**Text block**
Flask 1.x on a push-heavy workload. Flask 1.x predates first-class async support. When push notification volume scaled — batched safety alerts, real-time supervisor pings — the synchronous request model started showing latency under load. I worked around it with gunicorn workers and background threads, but the seams were visible. Flask 2.x async views help, but the SQLAlchemy 1.x session model was not built for concurrent async paths, and untangling that isn’t a weekend job.
Operational reality of solo SaaS
Running a SaaS alone for four years means you are simultaneously the engineer, the on-call responder, the support desk, and the sales call. A few things I learned the hard way:
Sentry on day one, breadcrumbs on. I added sentry-sdk before the first production deploy, and I enabled breadcrumbs. When a user reports “the app froze after I took the photo,” a Sentry event with 20 breadcrumbs showing the action sequence leading to the crash is the difference between a 20-minute fix and a 4-hour archaeology session. The mobile side used sentry-expo, which captures both JS exceptions and native crashes. For a solo developer, Sentry is not optional infrastructure — it’s your only co-worker in the room at 3am.
Feature flags for risky paths, even with two users. When I added offline sync I shipped it behind a flag so I could enable it per-account and roll back cleanly if the queue got corrupted. The flag machinery was three lines of config. The time it saved on the first rollback was two days. Principle: anything that touches stored state or user data gets a flag, regardless of current user count.
Build for being unavailable. At some point you go on vacation or you get sick. SafeWay has health checks that alert to my phone, a runbook I can follow on hotel wifi, and zero silent failure modes in the critical path. “Silent failure” means the app appears healthy while data is being lost or not delivered. I instrumented every queue flush, every push delivery response, every schema migration step. If something is wrong I want a noisy alert, not a support email three days later.
What’s next
Four years of production use teaches you things you cannot learn from first principles. The domain model I shipped in 2021 reflected my understanding of how safety supervisors work. The model I would design today reflects how they actually work — which is different in ways that matter for data structure and UX flow.
The rewrite is in progress. Flutter for the mobile app: one codebase, proper native performance, a rendering model that doesn’t fight you when you need custom UI for offline state indicators. Django-Ninja for the backend — the same stack I chose for Art Way, and the choice I’d make again. The offline-first patterns from v1 are being ported, not discarded; the core insight about sync being first-class is still correct.
When v2 ships I’ll write the detailed technical post: what the new offline sync layer looks like in Flutter, how the Django-Ninja API design changed from the Flask Blueprints, and what the domain model rethink cost in migration complexity. That post will have the specifics. This one is the retrospective.
If you’re early in a solo B2B mobile product: validate offline-first as a hard requirement on day one, add error monitoring before your first user, and accept that the stack choices that feel cautious in year one are the ones you’ll thank yourself for in year four.

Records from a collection
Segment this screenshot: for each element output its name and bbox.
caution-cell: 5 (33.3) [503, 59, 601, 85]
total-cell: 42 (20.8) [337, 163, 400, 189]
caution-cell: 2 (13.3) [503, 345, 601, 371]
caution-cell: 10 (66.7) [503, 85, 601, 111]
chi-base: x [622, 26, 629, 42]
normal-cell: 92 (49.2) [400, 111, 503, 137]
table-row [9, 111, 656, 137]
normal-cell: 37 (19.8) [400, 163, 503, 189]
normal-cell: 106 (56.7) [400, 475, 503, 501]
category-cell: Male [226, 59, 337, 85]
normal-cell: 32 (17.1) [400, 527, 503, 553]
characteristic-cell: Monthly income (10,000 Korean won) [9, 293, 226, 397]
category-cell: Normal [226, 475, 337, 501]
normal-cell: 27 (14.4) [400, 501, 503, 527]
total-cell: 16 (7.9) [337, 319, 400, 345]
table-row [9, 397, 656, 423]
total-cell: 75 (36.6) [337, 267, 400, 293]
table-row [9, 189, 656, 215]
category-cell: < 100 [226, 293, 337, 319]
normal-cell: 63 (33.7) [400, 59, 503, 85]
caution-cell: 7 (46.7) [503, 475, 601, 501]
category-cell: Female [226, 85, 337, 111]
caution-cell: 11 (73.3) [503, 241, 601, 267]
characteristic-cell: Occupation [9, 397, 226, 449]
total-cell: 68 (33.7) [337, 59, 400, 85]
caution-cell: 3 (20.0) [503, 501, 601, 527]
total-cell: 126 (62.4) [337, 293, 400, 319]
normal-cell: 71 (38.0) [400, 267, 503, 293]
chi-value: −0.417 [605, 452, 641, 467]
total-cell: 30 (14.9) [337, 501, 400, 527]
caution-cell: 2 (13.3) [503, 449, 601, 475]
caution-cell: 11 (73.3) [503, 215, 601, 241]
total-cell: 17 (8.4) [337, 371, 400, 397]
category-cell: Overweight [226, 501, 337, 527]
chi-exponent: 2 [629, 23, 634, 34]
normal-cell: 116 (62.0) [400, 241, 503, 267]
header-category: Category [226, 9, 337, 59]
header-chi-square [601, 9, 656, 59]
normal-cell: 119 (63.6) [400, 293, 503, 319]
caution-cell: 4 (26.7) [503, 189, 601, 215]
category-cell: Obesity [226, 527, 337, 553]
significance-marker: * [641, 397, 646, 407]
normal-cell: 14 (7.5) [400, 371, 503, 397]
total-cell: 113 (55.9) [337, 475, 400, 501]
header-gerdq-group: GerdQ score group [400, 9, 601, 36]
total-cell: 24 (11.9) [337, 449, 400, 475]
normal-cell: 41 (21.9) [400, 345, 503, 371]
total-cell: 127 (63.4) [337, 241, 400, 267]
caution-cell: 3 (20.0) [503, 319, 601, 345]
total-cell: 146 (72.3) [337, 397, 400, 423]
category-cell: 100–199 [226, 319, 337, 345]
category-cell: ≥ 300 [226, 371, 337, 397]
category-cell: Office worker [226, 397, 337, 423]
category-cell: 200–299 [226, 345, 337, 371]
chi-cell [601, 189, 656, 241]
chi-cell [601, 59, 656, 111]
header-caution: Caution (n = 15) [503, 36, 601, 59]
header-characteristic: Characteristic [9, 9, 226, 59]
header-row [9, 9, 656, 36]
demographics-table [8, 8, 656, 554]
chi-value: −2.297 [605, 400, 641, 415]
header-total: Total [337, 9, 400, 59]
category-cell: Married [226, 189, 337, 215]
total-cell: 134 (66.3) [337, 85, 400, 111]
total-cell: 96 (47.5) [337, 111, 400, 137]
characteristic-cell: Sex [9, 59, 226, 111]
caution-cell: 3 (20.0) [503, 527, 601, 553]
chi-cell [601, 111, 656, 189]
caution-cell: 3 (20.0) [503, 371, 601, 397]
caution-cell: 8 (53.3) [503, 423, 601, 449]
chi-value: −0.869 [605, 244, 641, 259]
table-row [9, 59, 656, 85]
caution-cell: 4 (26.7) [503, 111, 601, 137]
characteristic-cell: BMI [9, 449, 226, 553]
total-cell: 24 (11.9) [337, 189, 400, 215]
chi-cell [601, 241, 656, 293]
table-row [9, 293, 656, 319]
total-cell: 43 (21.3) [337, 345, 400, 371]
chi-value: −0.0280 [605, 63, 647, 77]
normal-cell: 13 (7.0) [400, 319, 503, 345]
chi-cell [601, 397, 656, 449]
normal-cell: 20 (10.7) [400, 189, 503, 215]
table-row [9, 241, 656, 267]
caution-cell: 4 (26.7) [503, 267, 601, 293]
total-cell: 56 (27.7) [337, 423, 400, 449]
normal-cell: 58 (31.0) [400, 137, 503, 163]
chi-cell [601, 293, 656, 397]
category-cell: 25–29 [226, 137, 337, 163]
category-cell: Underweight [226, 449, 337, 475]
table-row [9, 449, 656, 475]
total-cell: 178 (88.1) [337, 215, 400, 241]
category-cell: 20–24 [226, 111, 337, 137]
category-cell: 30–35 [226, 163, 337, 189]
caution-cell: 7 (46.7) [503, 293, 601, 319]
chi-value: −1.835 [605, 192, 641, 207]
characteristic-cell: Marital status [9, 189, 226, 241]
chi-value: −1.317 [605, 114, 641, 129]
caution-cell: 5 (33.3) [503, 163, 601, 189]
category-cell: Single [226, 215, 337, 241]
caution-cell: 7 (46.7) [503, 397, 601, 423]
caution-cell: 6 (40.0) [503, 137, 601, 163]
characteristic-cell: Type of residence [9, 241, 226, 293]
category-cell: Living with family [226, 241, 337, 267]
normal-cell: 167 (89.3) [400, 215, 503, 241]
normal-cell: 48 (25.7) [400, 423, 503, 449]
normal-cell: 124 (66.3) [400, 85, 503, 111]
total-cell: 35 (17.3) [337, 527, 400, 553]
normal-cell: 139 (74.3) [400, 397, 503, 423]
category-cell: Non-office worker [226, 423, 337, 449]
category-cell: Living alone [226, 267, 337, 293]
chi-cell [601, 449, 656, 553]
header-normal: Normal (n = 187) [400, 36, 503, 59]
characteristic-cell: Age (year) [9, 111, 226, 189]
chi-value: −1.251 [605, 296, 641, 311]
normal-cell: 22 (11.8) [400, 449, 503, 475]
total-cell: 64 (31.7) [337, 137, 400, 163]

**Exercise description**
According to the solo SaaS retrospective, which framework is the rewrite using for the backend? Please answer in a few words. The material has no role in this.

**Written response**
Django-Ninja.